Input for this task
================================

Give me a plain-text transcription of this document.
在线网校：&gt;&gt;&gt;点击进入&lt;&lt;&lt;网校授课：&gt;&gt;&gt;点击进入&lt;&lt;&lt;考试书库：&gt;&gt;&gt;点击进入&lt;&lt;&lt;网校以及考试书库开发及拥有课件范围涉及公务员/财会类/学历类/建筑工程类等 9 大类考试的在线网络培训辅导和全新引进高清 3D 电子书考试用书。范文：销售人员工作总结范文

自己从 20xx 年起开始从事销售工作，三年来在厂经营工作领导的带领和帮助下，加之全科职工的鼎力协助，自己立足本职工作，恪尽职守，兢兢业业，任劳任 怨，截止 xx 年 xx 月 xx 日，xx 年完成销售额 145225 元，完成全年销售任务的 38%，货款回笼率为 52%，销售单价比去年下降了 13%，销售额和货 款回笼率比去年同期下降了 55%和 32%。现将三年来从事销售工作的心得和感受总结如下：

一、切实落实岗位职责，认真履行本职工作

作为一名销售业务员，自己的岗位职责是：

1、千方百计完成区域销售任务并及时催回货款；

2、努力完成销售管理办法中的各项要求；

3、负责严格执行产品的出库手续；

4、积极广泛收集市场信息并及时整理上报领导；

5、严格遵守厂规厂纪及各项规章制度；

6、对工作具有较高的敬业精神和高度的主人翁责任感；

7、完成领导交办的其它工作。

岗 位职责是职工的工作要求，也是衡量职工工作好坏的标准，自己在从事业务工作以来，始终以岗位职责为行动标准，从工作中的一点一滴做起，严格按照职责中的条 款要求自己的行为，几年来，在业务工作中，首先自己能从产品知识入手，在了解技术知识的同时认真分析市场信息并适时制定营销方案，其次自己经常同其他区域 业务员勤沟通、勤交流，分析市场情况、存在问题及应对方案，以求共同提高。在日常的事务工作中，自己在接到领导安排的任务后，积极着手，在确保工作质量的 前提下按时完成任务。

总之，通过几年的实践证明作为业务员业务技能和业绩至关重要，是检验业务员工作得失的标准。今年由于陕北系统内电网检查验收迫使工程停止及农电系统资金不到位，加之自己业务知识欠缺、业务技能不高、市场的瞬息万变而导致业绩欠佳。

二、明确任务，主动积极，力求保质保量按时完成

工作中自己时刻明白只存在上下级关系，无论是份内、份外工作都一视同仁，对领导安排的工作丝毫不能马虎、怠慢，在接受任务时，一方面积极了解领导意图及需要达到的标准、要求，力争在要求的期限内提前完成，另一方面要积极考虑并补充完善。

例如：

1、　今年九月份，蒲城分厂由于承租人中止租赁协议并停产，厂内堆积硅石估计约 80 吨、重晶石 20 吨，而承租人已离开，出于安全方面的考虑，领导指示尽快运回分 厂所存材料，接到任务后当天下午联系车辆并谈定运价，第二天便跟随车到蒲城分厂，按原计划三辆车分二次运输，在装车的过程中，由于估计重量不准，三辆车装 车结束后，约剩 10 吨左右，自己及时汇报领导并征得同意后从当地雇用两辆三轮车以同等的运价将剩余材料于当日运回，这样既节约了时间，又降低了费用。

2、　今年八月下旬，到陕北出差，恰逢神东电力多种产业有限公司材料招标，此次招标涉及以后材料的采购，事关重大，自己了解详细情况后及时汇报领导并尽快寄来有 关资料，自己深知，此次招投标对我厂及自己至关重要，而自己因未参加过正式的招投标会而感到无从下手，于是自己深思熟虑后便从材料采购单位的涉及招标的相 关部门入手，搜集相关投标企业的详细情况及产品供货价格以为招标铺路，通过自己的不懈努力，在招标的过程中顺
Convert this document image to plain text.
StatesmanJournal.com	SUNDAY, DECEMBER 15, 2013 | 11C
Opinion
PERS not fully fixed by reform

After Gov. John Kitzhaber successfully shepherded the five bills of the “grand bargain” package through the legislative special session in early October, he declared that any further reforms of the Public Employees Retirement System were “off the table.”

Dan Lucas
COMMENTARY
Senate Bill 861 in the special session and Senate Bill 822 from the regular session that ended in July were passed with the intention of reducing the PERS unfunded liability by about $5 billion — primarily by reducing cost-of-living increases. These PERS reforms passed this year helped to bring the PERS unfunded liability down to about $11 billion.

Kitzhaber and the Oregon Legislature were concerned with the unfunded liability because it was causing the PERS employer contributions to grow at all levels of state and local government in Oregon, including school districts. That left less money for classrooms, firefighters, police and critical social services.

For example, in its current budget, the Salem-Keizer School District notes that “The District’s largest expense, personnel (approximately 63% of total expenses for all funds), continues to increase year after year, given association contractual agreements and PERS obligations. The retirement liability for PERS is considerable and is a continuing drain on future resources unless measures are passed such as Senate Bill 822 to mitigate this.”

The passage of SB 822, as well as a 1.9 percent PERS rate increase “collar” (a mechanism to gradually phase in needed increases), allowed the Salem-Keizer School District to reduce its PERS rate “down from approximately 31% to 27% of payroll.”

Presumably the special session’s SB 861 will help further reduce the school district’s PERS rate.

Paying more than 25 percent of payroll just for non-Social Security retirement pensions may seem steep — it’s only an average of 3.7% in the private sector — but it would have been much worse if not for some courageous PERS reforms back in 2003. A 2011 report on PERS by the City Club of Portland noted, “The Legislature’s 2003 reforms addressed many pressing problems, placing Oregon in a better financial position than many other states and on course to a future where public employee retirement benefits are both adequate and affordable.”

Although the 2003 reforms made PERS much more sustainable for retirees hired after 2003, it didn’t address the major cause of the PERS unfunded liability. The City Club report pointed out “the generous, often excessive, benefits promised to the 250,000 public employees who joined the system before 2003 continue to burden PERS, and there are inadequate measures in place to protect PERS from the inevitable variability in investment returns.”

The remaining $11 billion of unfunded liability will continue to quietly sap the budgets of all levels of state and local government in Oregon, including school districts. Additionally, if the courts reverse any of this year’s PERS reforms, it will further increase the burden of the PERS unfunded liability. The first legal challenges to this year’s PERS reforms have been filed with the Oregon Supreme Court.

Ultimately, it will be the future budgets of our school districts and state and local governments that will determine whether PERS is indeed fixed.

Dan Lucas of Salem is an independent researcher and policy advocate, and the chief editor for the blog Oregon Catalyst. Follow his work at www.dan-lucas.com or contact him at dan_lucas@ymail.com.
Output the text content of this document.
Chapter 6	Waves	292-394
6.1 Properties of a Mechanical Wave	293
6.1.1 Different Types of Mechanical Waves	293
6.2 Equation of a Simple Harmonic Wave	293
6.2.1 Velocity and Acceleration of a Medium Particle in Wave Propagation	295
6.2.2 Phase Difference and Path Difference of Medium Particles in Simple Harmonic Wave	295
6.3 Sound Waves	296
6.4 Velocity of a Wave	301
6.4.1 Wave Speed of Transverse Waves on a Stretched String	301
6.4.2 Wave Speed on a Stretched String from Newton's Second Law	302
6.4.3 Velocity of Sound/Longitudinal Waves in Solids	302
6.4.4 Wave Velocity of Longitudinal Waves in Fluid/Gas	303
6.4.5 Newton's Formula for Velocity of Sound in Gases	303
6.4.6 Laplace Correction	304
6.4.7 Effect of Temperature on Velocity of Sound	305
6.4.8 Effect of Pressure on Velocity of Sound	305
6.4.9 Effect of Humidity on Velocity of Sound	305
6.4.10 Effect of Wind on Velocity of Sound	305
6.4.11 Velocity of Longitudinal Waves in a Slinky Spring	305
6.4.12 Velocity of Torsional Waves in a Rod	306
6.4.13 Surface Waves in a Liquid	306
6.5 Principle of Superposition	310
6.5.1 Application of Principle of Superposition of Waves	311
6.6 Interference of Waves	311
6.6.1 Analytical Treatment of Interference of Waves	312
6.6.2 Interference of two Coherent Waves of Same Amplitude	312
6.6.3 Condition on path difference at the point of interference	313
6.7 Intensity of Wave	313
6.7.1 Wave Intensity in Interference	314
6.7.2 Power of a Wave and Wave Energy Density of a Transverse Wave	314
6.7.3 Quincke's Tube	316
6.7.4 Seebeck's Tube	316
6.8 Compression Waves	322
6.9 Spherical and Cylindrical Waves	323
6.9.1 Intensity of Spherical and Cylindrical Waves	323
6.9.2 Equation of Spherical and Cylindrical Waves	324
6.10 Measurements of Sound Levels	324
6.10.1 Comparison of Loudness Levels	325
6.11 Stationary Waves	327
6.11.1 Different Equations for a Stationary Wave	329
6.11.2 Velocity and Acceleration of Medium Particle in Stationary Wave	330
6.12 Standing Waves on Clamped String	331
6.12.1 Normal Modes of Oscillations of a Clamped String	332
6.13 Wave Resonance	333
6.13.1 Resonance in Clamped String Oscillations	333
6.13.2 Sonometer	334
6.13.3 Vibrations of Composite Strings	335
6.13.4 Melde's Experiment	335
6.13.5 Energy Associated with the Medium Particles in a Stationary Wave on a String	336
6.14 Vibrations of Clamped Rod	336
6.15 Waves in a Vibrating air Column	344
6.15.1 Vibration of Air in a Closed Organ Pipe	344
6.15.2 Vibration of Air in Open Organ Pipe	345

================================

To be done
Using the listing above, show each line holding the string "liability".

Exercise solution
Senate Bill 861 in the special session and Senate Bill 822 from the regular session that ended in July were passed with the intention of reducing the PERS unfunded liability by about $5 billion — primarily by reducing cost-of-living increases. These PERS reforms passed this year helped to bring the PERS unfunded liability down to about $11 billion.
Kitzhaber and the Oregon Legislature were concerned with the unfunded liability because it was causing the PERS employer contributions to grow at all levels of state and local government in Oregon, including school districts. That left less money for classrooms, firefighters, police and critical social services.
For example, in its current budget, the Salem-Keizer School District notes that “The District’s largest expense, personnel (approximately 63% of total expenses for all funds), continues to increase year after year, given association contractual agreements and PERS obligations. The retirement liability for PERS is considerable and is a continuing drain on future resources unless measures are passed such as Senate Bill 822 to mitigate this.”
Although the 2003 reforms made PERS much more sustainable for retirees hired after 2003, it didn’t address the major cause of the PERS unfunded liability. The City Club report pointed out “the generous, often excessive, benefits promised to the 250,000 public employees who joined the system before 2003 continue to burden PERS, and there are inadequate measures in place to protect PERS from the inevitable variability in investment returns.”
The remaining $11 billion of unfunded liability will continue to quietly sap the budgets of all levels of state and local government in Oregon, including school districts. Additionally, if the courts reverse any of this year’s PERS reforms, it will further increase the burden of the PERS unfunded liability. The first legal challenges to this year’s PERS reforms have been filed with the Oregon Supreme Court.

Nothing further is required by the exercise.